_TASK OBJECTIVE_
Repeat the data word for word. Do not include the pictures.

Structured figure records
========================================

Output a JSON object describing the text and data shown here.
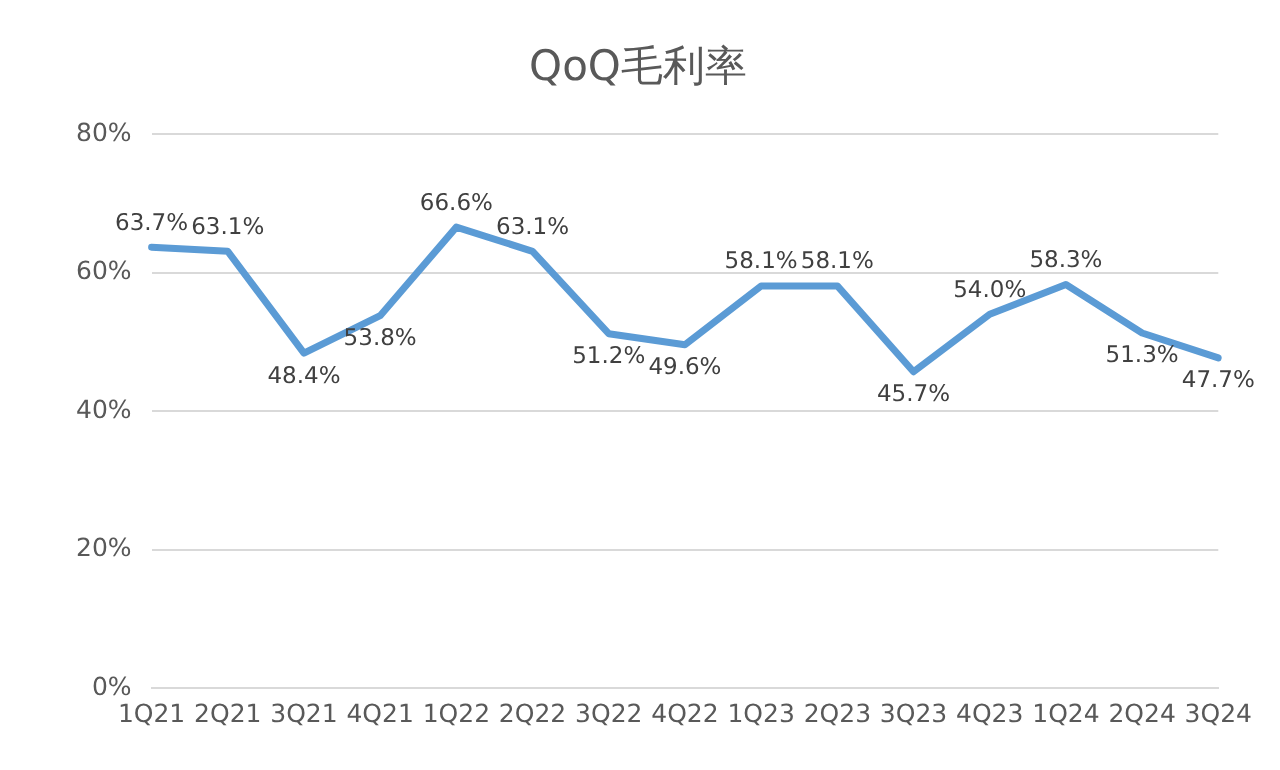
{
  "chart_data": {
    "type": "line",
    "title": "QoQ毛利率",
    "categories": [
      "1Q21",
      "2Q21",
      "3Q21",
      "4Q21",
      "1Q22",
      "2Q22",
      "3Q22",
      "4Q22",
      "1Q23",
      "2Q23",
      "3Q23",
      "4Q23",
      "1Q24",
      "2Q24",
      "3Q24"
    ],
    "series": [
      {
        "color": "#5b9bd5",
        "values": [
          63.7,
          63.1,
          48.4,
          53.8,
          66.6,
          63.1,
          51.2,
          49.6,
          58.1,
          58.1,
          45.7,
          54.0,
          58.3,
          51.3,
          47.7
        ],
        "value_labels": [
          "63.7%",
          "63.1%",
          "48.4%",
          "53.8%",
          "66.6%",
          "63.1%",
          "51.2%",
          "49.6%",
          "58.1%",
          "58.1%",
          "45.7%",
          "54.0%",
          "58.3%",
          "51.3%",
          "47.7%"
        ]
      }
    ],
    "ylim": [
      0,
      80
    ],
    "yticks": [
      {
        "value": 0,
        "label": "0%"
      },
      {
        "value": 20,
        "label": "20%"
      },
      {
        "value": 40,
        "label": "40%"
      },
      {
        "value": 60,
        "label": "60%"
      },
      {
        "value": 80,
        "label": "80%"
      }
    ],
    "grid": "y",
    "legend": false,
    "marker": "none",
    "line_style": "solid"
  }
}
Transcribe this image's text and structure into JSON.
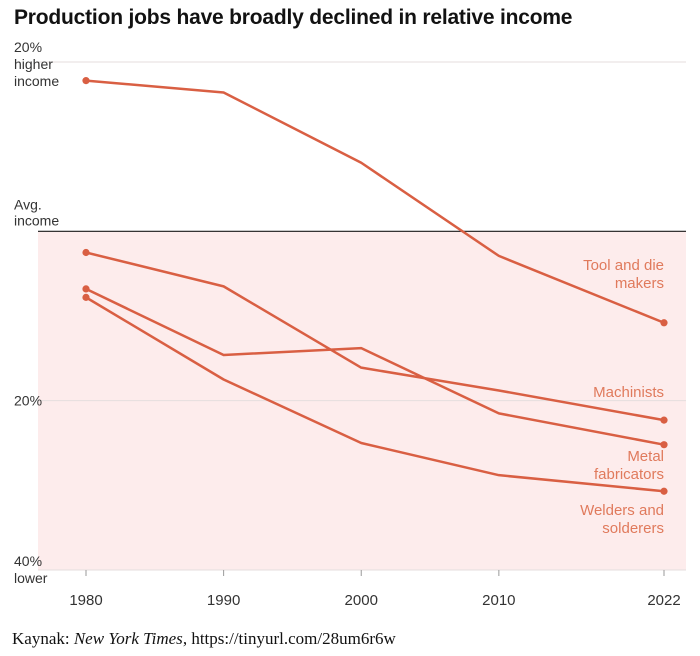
{
  "chart_data": {
    "type": "line",
    "title": "Production jobs have broadly declined in relative income",
    "x": [
      1980,
      1990,
      2000,
      2010,
      2022
    ],
    "x_tick_labels": [
      "1980",
      "1990",
      "2000",
      "2010",
      "2022"
    ],
    "y_unit": "percent relative to average income",
    "ylim": [
      -40,
      20
    ],
    "y_tick_labels": [
      {
        "value": 20,
        "lines": [
          "20%",
          "higher",
          "income"
        ]
      },
      {
        "value": 0,
        "lines": [
          "Avg.",
          "income"
        ]
      },
      {
        "value": -20,
        "lines": [
          "20%"
        ]
      },
      {
        "value": -40,
        "lines": [
          "40%",
          "lower"
        ]
      }
    ],
    "below_average_shaded": true,
    "grid": true,
    "series": [
      {
        "name": "Tool and die makers",
        "label_lines": [
          "Tool and die",
          "makers"
        ],
        "values": [
          17.8,
          16.4,
          8.1,
          -2.9,
          -10.8
        ]
      },
      {
        "name": "Machinists",
        "label_lines": [
          "Machinists"
        ],
        "values": [
          -2.5,
          -6.5,
          -16.1,
          -18.8,
          -22.3
        ]
      },
      {
        "name": "Metal fabricators",
        "label_lines": [
          "Metal",
          "fabricators"
        ],
        "values": [
          -6.8,
          -14.6,
          -13.8,
          -21.5,
          -25.2
        ]
      },
      {
        "name": "Welders and solderers",
        "label_lines": [
          "Welders and",
          "solderers"
        ],
        "values": [
          -7.8,
          -17.5,
          -25.0,
          -28.8,
          -30.7
        ]
      }
    ]
  },
  "source": {
    "prefix": "Kaynak: ",
    "publication": "New York Times",
    "suffix": ", https://tinyurl.com/28um6r6w"
  },
  "colors": {
    "line": "#d95f43",
    "label": "#e07a5c",
    "shade": "#fdecec",
    "axis_text": "#333333",
    "avg_line": "#1a1a1a"
  }
}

========================================

_EXPECTED ANSWER_
Output a JSON object describing the text and data shown here.
{
  "chart_data": {
    "type": "line",
    "title": "QoQ毛利率",
    "categories": [
      "1Q21",
      "2Q21",
      "3Q21",
      "4Q21",
      "1Q22",
      "2Q22",
      "3Q22",
      "4Q22",
      "1Q23",
      "2Q23",
      "3Q23",
      "4Q23",
      "1Q24",
      "2Q24",
      "3Q24"
    ],
    "series": [
      {
        "color": "#5b9bd5",
        "values": [
          63.7,
          63.1,
          48.4,
          53.8,
          66.6,
          63.1,
          51.2,
          49.6,
          58.1,
          58.1,
          45.7,
          54.0,
          58.3,
          51.3,
          47.7
        ],
        "value_labels": [
          "63.7%",
          "63.1%",
          "48.4%",
          "53.8%",
          "66.6%",
          "63.1%",
          "51.2%",
          "49.6%",
          "58.1%",
          "58.1%",
          "45.7%",
          "54.0%",
          "58.3%",
          "51.3%",
          "47.7%"
        ]
      }
    ],
    "ylim": [
      0,
      80
    ],
    "yticks": [
      {
        "value": 0,
        "label": "0%"
      },
      {
        "value": 20,
        "label": "20%"
      },
      {
        "value": 40,
        "label": "40%"
      },
      {
        "value": 60,
        "label": "60%"
      },
      {
        "value": 80,
        "label": "80%"
      }
    ],
    "grid": "y",
    "legend": false,
    "marker": "none",
    "line_style": "solid"
  }
}
Transcribe this image's text and structure into JSON.
{
  "chart_data": {
    "type": "line",
    "title": "Production jobs have broadly declined in relative income",
    "x": [
      1980,
      1990,
      2000,
      2010,
      2022
    ],
    "x_tick_labels": [
      "1980",
      "1990",
      "2000",
      "2010",
      "2022"
    ],
    "y_unit": "percent relative to average income",
    "ylim": [
      -40,
      20
    ],
    "y_tick_labels": [
      {
        "value": 20,
        "lines": [
          "20%",
          "higher",
          "income"
        ]
      },
      {
        "value": 0,
        "lines": [
          "Avg.",
          "income"
        ]
      },
      {
        "value": -20,
        "lines": [
          "20%"
        ]
      },
      {
        "value": -40,
        "lines": [
          "40%",
          "lower"
        ]
      }
    ],
    "below_average_shaded": true,
    "grid": true,
    "series": [
      {
        "name": "Tool and die makers",
        "label_lines": [
          "Tool and die",
          "makers"
        ],
        "values": [
          17.8,
          16.4,
          8.1,
          -2.9,
          -10.8
        ]
      },
      {
        "name": "Machinists",
        "label_lines": [
          "Machinists"
        ],
        "values": [
          -2.5,
          -6.5,
          -16.1,
          -18.8,
          -22.3
        ]
      },
      {
        "name": "Metal fabricators",
        "label_lines": [
          "Metal",
          "fabricators"
        ],
        "values": [
          -6.8,
          -14.6,
          -13.8,
          -21.5,
          -25.2
        ]
      },
      {
        "name": "Welders and solderers",
        "label_lines": [
          "Welders and",
          "solderers"
        ],
        "values": [
          -7.8,
          -17.5,
          -25.0,
          -28.8,
          -30.7
        ]
      }
    ]
  },
  "source": {
    "prefix": "Kaynak: ",
    "publication": "New York Times",
    "suffix": ", https://tinyurl.com/28um6r6w"
  },
  "colors": {
    "line": "#d95f43",
    "label": "#e07a5c",
    "shade": "#fdecec",
    "axis_text": "#333333",
    "avg_line": "#1a1a1a"
  }
}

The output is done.